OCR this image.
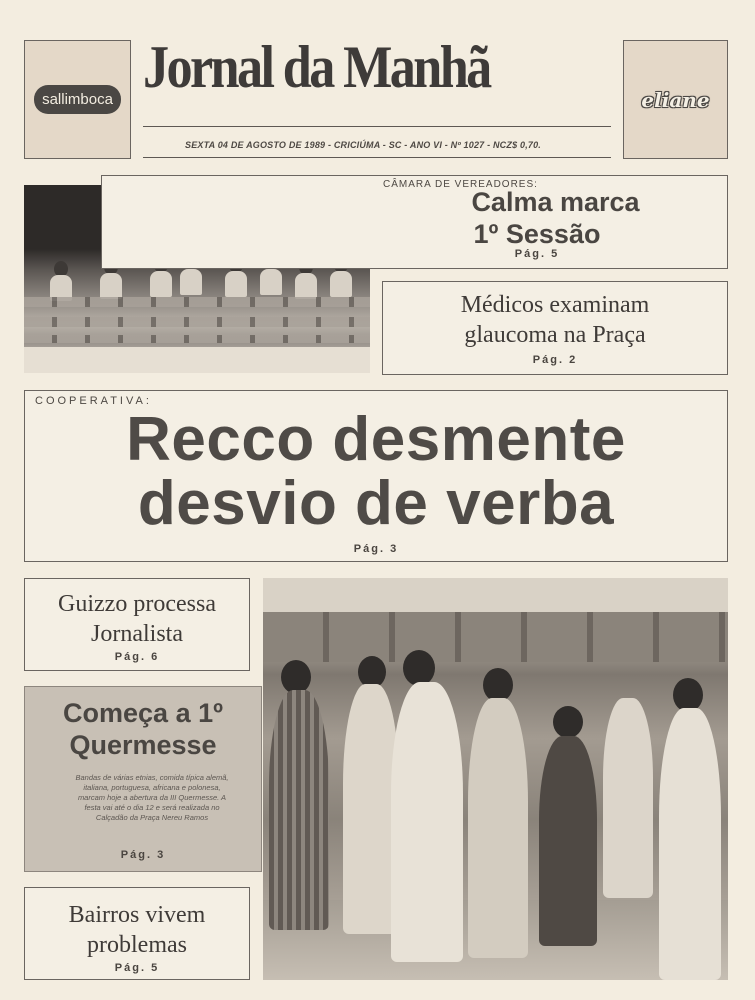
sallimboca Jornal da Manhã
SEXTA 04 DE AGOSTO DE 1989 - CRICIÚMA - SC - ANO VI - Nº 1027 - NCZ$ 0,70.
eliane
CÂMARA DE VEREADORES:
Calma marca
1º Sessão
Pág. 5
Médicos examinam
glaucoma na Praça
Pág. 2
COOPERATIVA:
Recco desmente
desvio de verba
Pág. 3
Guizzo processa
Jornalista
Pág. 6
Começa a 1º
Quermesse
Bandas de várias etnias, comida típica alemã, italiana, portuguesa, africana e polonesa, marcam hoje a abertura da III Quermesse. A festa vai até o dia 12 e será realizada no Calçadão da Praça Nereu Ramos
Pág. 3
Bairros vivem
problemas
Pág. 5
----------
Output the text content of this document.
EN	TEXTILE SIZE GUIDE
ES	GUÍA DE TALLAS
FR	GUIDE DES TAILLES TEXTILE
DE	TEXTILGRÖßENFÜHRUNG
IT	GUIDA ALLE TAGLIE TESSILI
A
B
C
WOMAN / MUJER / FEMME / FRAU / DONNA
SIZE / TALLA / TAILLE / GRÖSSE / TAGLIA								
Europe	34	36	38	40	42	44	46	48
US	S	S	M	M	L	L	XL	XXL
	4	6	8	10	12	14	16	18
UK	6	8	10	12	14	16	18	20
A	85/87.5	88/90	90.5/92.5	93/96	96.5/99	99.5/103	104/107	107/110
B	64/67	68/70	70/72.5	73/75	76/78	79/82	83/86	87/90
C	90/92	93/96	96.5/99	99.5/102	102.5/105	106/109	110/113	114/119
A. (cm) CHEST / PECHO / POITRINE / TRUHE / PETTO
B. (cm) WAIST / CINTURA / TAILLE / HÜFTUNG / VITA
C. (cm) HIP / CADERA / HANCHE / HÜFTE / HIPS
----------
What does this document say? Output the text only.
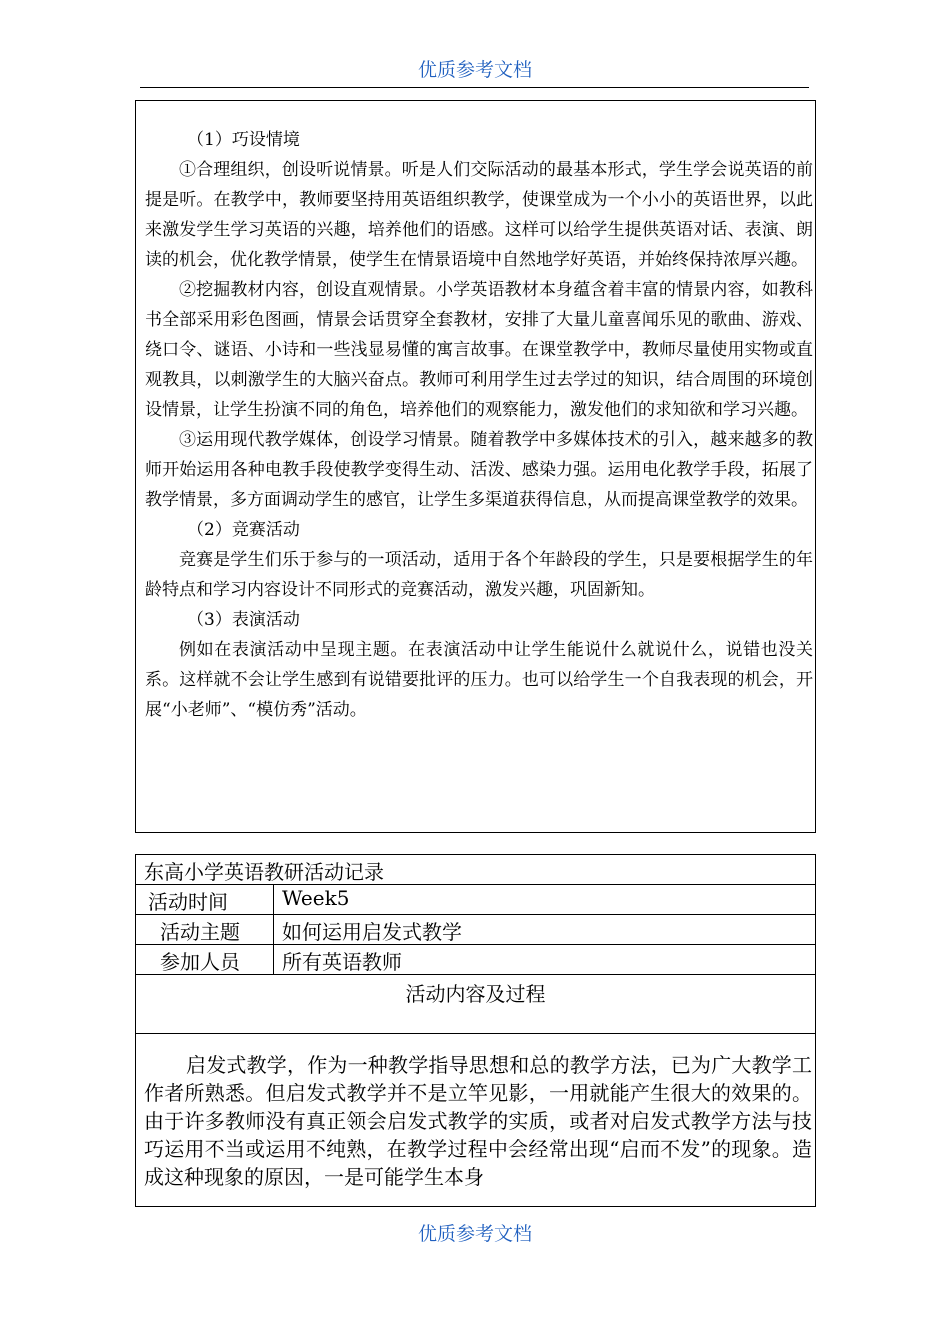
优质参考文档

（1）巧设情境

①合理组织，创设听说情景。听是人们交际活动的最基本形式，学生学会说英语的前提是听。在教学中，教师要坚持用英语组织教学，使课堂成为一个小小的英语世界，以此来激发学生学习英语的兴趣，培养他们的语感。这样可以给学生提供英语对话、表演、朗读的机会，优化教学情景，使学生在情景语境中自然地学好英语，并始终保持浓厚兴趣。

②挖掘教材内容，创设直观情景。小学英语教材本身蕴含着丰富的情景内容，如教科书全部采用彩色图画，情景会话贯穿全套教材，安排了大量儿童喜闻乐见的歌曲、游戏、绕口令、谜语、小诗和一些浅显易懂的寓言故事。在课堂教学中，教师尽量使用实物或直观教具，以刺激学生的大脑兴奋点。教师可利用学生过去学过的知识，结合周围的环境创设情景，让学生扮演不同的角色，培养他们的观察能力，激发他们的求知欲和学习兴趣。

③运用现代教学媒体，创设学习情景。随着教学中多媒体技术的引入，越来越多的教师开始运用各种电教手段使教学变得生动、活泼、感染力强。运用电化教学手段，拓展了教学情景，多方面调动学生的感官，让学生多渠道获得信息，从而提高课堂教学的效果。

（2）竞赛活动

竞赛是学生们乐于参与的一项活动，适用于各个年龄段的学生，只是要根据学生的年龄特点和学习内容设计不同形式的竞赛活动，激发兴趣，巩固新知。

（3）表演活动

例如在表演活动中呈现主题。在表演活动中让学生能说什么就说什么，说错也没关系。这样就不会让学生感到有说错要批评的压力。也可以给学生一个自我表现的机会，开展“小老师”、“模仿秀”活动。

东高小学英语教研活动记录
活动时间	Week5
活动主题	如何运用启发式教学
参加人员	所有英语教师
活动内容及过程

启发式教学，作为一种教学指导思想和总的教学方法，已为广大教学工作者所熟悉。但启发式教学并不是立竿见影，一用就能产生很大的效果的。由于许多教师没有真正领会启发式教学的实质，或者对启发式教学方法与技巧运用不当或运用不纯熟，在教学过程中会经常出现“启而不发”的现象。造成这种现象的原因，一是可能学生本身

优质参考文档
----------
● **What to work on**: Pull out every line of the records that includes the string "SIZE".

● **Output of the task**:
EN	TEXTILE SIZE GUIDE
SIZE / TALLA / TAILLE / GRÖSSE / TAGLIA								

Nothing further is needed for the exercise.